• [What is being asked]
Count how many lines of the data include "Program". The answer is that number and nothing else.
-- Start Given information --
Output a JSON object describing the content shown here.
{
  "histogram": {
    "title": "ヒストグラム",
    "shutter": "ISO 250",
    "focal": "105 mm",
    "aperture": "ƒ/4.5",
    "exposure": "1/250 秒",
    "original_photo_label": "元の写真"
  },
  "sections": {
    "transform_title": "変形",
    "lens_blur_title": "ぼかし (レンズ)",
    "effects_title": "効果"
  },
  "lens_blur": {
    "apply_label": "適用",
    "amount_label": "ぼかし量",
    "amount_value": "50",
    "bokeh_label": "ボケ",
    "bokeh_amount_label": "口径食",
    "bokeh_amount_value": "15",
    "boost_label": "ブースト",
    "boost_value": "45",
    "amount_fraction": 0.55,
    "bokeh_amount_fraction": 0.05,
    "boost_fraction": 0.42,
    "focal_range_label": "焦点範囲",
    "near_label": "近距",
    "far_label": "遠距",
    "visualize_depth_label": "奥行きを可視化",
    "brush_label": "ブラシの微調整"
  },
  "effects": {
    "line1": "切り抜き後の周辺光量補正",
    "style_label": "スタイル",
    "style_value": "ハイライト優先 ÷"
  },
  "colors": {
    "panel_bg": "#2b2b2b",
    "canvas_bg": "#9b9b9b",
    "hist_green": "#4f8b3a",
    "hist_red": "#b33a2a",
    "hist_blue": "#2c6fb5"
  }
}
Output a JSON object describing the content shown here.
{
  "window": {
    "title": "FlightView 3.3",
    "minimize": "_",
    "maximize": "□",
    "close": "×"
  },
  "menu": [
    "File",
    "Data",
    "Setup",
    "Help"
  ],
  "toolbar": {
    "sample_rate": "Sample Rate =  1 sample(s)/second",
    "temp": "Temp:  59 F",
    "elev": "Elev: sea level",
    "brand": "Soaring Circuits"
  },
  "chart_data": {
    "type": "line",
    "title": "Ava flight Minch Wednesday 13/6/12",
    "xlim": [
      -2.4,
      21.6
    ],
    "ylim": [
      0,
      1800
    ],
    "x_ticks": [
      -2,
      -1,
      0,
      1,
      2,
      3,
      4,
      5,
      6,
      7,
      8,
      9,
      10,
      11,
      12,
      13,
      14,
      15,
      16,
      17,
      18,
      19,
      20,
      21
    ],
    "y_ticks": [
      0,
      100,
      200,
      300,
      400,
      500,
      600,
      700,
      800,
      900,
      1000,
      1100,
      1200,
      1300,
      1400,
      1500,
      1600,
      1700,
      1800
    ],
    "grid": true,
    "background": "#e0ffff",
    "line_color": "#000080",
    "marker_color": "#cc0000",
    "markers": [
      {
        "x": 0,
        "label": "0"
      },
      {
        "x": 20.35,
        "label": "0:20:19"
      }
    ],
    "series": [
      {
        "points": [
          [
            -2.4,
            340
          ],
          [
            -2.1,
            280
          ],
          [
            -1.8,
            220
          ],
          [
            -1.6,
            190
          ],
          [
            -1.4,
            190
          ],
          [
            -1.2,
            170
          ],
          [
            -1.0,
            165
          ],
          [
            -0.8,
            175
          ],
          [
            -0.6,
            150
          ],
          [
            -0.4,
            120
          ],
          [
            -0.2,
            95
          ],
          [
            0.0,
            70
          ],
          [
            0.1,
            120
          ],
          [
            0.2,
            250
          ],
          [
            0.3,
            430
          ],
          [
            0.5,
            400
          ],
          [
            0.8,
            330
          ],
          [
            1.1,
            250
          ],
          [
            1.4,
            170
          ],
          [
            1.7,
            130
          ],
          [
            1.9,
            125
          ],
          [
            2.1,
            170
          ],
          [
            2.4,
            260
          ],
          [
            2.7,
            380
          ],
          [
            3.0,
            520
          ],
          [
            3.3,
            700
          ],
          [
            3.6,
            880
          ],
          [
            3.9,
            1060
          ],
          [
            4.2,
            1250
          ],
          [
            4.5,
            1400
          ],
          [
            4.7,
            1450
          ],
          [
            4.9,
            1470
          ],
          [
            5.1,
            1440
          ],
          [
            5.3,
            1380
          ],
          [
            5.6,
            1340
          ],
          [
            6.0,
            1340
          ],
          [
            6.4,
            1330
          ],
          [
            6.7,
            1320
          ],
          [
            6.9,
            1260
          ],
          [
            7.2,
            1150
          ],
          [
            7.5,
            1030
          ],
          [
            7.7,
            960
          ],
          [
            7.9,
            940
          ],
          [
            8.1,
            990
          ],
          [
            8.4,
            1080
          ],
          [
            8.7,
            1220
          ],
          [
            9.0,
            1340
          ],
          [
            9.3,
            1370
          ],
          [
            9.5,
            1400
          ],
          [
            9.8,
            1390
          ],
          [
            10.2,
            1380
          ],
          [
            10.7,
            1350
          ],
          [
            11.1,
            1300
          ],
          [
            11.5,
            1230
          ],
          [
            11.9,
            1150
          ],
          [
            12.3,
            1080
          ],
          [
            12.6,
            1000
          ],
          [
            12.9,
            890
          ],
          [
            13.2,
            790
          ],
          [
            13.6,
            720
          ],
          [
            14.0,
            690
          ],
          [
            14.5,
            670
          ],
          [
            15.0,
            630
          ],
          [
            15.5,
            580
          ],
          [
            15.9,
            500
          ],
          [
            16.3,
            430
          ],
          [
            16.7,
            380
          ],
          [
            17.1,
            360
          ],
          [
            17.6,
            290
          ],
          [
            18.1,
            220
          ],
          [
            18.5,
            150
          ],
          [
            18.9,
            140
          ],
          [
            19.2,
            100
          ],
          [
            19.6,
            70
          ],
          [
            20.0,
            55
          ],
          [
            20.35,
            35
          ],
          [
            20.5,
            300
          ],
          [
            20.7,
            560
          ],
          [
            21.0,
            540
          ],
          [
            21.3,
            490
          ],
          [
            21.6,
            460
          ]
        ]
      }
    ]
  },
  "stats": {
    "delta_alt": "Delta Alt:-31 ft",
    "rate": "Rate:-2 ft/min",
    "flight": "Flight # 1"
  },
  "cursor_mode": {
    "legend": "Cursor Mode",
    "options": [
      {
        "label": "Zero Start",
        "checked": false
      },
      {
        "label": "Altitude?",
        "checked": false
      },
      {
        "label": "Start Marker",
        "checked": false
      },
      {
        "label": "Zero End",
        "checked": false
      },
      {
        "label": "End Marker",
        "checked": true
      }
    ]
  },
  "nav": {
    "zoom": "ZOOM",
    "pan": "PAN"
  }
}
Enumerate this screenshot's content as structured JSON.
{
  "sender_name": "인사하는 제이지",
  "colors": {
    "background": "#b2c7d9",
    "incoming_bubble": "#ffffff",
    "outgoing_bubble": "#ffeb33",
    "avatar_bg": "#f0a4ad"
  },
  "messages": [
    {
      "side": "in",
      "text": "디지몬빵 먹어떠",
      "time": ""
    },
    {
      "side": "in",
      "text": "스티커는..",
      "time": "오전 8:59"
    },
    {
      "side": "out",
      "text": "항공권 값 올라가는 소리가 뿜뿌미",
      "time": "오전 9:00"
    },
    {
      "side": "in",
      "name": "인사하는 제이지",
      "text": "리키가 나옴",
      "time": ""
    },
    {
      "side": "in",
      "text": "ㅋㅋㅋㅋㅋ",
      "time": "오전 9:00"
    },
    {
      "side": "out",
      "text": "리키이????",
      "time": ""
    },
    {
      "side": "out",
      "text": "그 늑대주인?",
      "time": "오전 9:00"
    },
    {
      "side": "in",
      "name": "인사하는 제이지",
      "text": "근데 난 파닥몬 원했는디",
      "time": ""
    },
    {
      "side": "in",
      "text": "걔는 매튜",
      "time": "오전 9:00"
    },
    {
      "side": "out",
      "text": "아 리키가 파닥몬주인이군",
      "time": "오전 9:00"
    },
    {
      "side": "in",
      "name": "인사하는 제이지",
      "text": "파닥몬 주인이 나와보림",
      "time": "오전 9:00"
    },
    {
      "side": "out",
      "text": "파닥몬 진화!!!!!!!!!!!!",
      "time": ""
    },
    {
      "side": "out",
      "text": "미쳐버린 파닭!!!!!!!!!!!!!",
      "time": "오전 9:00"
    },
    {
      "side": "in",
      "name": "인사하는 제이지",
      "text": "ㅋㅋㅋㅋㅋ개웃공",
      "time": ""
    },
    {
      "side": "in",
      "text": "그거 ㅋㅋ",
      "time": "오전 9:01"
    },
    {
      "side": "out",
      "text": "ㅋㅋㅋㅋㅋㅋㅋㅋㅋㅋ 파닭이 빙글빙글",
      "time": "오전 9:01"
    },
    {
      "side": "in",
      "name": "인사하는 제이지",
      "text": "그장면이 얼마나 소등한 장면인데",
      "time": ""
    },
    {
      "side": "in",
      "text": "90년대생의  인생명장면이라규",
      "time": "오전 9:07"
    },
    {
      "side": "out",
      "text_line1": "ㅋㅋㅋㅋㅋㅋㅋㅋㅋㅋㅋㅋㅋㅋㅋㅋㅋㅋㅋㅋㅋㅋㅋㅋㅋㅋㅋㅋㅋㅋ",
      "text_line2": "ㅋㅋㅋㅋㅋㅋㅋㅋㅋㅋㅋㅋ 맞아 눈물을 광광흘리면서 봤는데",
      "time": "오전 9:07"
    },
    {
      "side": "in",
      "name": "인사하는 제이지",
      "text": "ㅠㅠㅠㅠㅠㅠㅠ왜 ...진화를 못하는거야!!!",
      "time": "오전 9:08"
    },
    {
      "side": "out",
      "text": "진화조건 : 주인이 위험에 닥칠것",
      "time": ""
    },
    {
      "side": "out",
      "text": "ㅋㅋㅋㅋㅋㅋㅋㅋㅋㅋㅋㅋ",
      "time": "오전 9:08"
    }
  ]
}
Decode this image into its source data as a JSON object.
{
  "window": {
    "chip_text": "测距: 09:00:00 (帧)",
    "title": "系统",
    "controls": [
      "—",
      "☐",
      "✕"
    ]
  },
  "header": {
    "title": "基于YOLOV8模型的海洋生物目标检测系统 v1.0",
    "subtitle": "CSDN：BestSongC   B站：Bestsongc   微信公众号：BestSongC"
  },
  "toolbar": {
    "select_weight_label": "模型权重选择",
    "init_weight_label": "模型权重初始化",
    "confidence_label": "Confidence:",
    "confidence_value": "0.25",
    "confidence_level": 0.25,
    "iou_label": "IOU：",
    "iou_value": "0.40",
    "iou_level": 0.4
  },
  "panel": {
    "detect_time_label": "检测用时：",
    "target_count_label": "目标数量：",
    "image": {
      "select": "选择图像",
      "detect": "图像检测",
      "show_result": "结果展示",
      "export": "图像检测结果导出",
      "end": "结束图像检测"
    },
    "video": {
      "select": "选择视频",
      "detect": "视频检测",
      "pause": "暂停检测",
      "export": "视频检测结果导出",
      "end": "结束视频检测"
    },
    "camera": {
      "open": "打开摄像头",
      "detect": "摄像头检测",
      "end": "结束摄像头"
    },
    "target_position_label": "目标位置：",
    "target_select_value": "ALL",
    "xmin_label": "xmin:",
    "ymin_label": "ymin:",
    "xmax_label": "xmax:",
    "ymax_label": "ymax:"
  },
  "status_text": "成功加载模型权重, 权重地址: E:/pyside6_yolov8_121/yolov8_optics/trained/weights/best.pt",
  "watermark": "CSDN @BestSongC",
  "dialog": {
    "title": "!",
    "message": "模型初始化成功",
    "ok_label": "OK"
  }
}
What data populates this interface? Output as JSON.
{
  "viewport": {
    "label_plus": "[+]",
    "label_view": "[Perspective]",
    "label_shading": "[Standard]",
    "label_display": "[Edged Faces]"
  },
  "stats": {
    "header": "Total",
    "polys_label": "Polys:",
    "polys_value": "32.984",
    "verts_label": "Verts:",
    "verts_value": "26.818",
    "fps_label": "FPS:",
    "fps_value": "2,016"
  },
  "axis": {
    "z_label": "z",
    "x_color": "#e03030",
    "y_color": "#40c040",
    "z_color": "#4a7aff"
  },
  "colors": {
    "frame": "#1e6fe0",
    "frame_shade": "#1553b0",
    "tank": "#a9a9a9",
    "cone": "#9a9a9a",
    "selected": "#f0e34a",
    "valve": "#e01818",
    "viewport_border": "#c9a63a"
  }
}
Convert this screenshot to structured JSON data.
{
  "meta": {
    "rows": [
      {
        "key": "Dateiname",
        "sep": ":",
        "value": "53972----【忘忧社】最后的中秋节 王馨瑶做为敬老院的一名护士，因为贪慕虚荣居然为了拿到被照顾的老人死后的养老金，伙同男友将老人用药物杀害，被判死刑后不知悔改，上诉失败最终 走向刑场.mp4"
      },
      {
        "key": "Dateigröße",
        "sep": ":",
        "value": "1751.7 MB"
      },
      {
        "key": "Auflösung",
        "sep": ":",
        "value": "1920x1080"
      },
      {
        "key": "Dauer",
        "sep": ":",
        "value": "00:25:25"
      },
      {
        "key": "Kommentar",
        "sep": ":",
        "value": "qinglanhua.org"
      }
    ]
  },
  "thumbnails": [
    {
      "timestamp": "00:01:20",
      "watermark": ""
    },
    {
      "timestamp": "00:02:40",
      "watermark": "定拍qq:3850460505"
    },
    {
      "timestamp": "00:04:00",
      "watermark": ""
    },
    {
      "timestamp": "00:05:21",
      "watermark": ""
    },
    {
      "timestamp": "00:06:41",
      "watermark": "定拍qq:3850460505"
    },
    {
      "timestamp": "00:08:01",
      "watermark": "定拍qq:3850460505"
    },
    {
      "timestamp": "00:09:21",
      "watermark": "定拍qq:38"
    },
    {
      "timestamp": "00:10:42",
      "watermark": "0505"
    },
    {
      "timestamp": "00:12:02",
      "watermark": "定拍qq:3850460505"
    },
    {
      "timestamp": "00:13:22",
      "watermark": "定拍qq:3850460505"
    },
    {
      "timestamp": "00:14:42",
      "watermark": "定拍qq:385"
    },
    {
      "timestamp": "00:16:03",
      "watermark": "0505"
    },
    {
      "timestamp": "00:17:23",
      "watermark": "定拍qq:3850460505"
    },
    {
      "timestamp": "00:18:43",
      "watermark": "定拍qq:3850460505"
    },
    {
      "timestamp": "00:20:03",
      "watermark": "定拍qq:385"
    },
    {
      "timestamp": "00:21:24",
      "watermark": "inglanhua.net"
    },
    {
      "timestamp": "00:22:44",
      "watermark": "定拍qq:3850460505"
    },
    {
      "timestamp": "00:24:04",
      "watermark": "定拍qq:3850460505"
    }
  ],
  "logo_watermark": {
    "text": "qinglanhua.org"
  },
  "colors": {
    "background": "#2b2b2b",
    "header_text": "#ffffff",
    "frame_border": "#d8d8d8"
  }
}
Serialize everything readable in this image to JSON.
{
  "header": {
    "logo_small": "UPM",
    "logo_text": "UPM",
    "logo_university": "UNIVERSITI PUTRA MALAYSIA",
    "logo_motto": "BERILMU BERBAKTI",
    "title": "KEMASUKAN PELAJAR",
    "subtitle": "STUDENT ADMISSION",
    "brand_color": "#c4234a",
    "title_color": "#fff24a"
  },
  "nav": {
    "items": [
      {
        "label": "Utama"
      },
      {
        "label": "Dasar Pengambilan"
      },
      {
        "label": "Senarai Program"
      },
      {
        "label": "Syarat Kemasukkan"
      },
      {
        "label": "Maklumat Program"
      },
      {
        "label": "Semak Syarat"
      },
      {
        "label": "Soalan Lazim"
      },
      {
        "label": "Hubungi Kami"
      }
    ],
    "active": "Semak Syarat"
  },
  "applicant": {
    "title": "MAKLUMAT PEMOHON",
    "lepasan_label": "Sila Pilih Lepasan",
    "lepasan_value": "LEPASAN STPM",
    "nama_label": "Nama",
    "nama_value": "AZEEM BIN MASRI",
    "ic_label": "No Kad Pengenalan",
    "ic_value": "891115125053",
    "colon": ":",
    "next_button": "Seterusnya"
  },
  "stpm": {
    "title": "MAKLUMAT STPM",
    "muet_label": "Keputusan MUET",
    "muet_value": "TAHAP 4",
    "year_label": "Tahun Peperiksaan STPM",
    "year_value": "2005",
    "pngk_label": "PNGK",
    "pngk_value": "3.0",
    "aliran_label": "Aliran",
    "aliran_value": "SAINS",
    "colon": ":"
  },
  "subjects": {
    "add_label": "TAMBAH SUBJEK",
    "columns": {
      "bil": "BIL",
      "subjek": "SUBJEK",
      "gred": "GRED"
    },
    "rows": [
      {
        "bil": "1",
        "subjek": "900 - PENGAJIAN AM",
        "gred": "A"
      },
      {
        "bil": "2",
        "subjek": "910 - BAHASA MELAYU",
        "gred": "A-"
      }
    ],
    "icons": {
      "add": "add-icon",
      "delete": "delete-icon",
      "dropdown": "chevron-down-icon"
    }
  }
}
-- End Given information --
• [Solution]
2